Data for the task:
______________________________
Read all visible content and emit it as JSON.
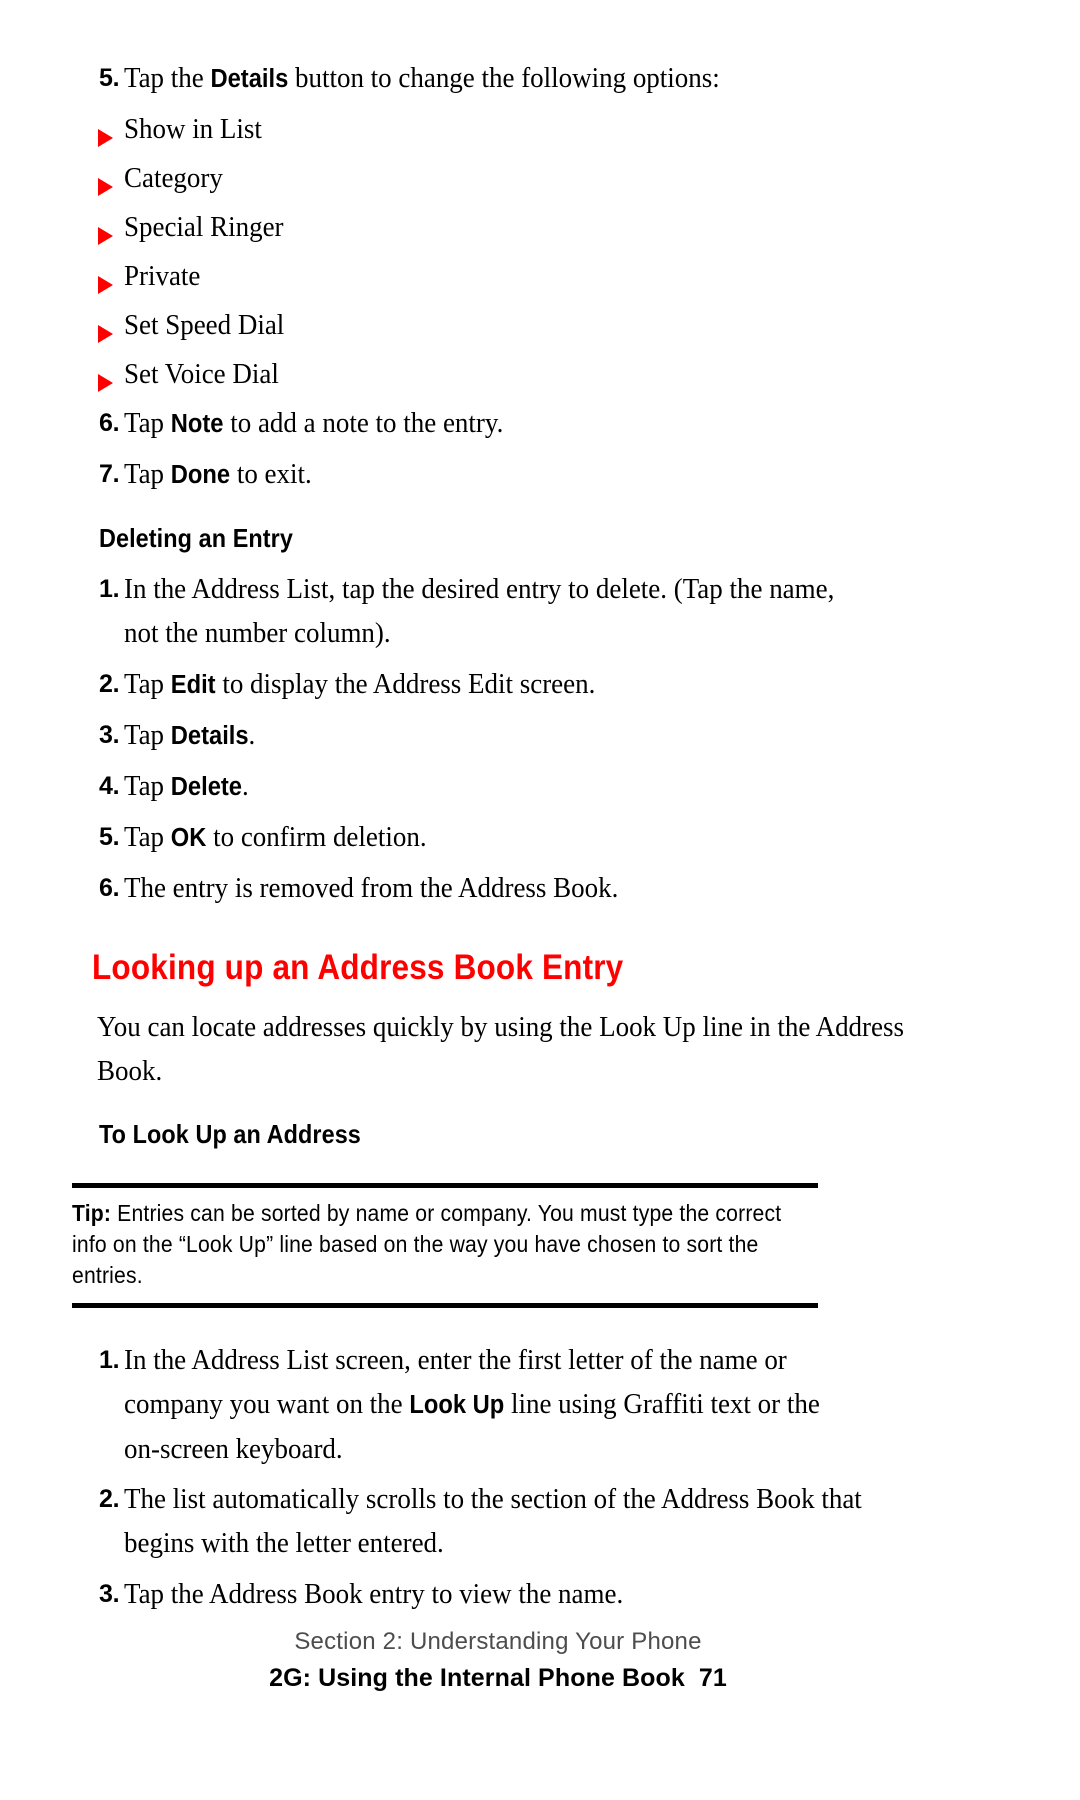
{
  "page": {
    "number": "71",
    "paper_color": "#ffffff",
    "accent_color": "#ff0000"
  },
  "steps_top": [
    {
      "num": "5.",
      "pre": "Tap the ",
      "bold": "Details",
      "post": " button to change the following options:"
    }
  ],
  "detail_options": [
    {
      "bullet": "triangle-bullet-icon",
      "label": "Show in List"
    },
    {
      "bullet": "triangle-bullet-icon",
      "label": "Category"
    },
    {
      "bullet": "triangle-bullet-icon",
      "label": "Special Ringer"
    },
    {
      "bullet": "triangle-bullet-icon",
      "label": "Private"
    },
    {
      "bullet": "triangle-bullet-icon",
      "label": "Set Speed Dial"
    },
    {
      "bullet": "triangle-bullet-icon",
      "label": "Set Voice Dial"
    }
  ],
  "steps_after_bullets": [
    {
      "num": "6.",
      "pre": "Tap ",
      "bold": "Note",
      "post": " to add a note to the entry."
    },
    {
      "num": "7.",
      "pre": "Tap ",
      "bold": "Done",
      "post": " to exit."
    }
  ],
  "deleting_section": {
    "heading": "Deleting an Entry",
    "steps": [
      {
        "num": "1.",
        "pre": "In the Address List, tap the desired entry to delete. (Tap the name, not the number column).",
        "bold": "",
        "post": ""
      },
      {
        "num": "2.",
        "pre": "Tap ",
        "bold": "Edit",
        "post": " to display the Address Edit screen."
      },
      {
        "num": "3.",
        "pre": "Tap ",
        "bold": "Details",
        "post": "."
      },
      {
        "num": "4.",
        "pre": "Tap ",
        "bold": "Delete",
        "post": "."
      },
      {
        "num": "5.",
        "pre": "Tap ",
        "bold": "OK",
        "post": " to confirm deletion."
      },
      {
        "num": "6.",
        "pre": "The entry is removed from the Address Book.",
        "bold": "",
        "post": ""
      }
    ]
  },
  "lookup_section": {
    "heading": "Looking up an Address Book Entry",
    "intro": "You can locate addresses quickly by using the Look Up line in the Address Book.",
    "subheading": "To Look Up an Address",
    "tip": {
      "label": "Tip:",
      "text": " Entries can be sorted by name or company. You must type the correct info on the “Look Up” line based on the way you have chosen to sort the entries."
    },
    "steps": [
      {
        "num": "1.",
        "pre": "In the Address List screen, enter the first letter of the name or company you want on the ",
        "bold": "Look Up",
        "post": " line using Graffiti text or the on-screen keyboard."
      },
      {
        "num": "2.",
        "pre": "The list automatically scrolls to the section of the Address Book that begins with the letter entered.",
        "bold": "",
        "post": ""
      },
      {
        "num": "3.",
        "pre": "Tap the Address Book entry to view the name.",
        "bold": "",
        "post": ""
      }
    ]
  },
  "footer": {
    "section_line": "Section 2: Understanding Your Phone",
    "chapter_line": "2G: Using the Internal Phone Book",
    "page_number": "71"
  }
}
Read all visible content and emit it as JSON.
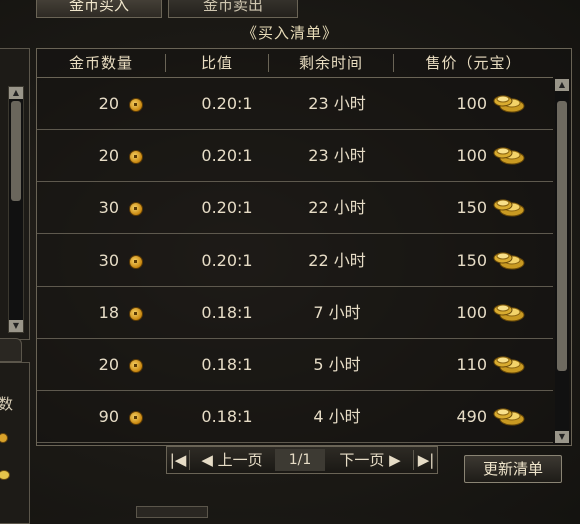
{
  "tabs": [
    "金币买入",
    "金币卖出"
  ],
  "title": "《买入清单》",
  "columns": [
    "金币数量",
    "比值",
    "剩余时间",
    "售价（元宝）"
  ],
  "rows": [
    {
      "amount": "20",
      "ratio": "0.20:1",
      "time": "23 小时",
      "price": "100"
    },
    {
      "amount": "20",
      "ratio": "0.20:1",
      "time": "23 小时",
      "price": "100"
    },
    {
      "amount": "30",
      "ratio": "0.20:1",
      "time": "22 小时",
      "price": "150"
    },
    {
      "amount": "30",
      "ratio": "0.20:1",
      "time": "22 小时",
      "price": "150"
    },
    {
      "amount": "18",
      "ratio": "0.18:1",
      "time": "7 小时",
      "price": "100"
    },
    {
      "amount": "20",
      "ratio": "0.18:1",
      "time": "5 小时",
      "price": "110"
    },
    {
      "amount": "90",
      "ratio": "0.18:1",
      "time": "4 小时",
      "price": "490"
    }
  ],
  "pager": {
    "first_icon": "first-page-icon",
    "prev_label": "◀ 上一页",
    "page_indicator": "1/1",
    "next_label": "下一页 ▶",
    "last_icon": "last-page-icon"
  },
  "refresh_label": "更新清单",
  "left_panel_char": "数",
  "colors": {
    "coin": "#d9a22a",
    "ingot": "#e8c44a",
    "border": "#6a6456"
  }
}
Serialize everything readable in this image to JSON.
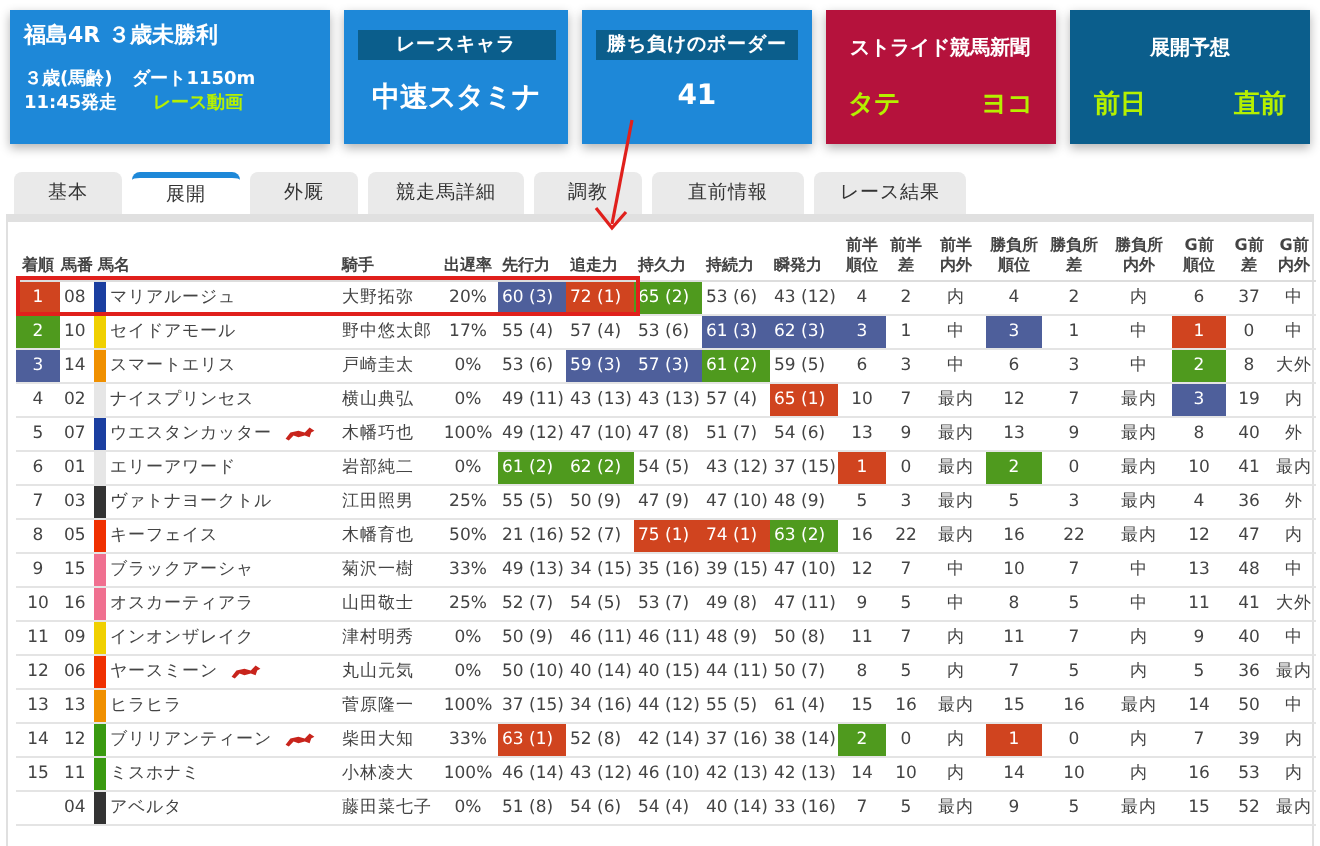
______________________________
Prompt:
Identify each line in the records above containing the word "Dial"; copy those lines.

Response for this exercise:
      "label": "Set Speed Dial"
      "label": "Set Voice Dial"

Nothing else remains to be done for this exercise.